INSTRUCTIONS FOR THE TASK:
The exercise asks you to copy every line below in which "February" appears.

ENTRIES SHOWN:
━━━━━━━━━━━━━━━━━━━━
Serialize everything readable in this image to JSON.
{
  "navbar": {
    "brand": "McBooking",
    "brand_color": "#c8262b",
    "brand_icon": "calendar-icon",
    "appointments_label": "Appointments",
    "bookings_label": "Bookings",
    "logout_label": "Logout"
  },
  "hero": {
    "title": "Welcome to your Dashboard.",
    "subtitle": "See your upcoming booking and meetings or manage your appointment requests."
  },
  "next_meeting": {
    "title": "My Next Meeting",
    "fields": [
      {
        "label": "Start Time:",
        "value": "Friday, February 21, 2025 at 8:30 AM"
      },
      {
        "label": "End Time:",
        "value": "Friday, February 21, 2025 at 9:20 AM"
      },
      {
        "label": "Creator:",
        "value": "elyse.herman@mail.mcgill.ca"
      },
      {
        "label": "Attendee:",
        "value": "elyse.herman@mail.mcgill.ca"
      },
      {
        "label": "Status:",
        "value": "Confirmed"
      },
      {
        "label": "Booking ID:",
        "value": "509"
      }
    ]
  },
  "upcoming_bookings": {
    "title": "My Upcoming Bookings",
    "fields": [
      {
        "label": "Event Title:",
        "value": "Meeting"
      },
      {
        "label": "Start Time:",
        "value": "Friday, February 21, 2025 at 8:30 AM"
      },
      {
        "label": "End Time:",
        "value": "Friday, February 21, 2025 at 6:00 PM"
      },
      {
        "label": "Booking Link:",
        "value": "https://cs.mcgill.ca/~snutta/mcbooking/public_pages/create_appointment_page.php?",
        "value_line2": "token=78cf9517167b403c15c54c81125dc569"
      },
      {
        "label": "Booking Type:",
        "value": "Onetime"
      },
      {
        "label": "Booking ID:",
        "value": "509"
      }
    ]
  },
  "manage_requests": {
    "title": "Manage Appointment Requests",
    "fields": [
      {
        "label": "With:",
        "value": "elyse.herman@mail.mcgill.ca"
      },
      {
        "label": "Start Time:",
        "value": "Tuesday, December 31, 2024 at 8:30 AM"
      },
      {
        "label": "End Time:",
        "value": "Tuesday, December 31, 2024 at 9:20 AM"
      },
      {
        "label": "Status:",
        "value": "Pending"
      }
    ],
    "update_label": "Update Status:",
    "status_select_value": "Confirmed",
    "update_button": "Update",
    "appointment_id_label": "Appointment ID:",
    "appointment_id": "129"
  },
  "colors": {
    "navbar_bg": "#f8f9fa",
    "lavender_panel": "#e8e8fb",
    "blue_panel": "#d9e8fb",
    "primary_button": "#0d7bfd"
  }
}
━━━━━━━━━━━━━━━━━━━━
EXERCISE RESULT:
        "value": "Friday, February 21, 2025 at 8:30 AM"
        "value": "Friday, February 21, 2025 at 9:20 AM"
        "value": "Friday, February 21, 2025 at 8:30 AM"
        "value": "Friday, February 21, 2025 at 6:00 PM"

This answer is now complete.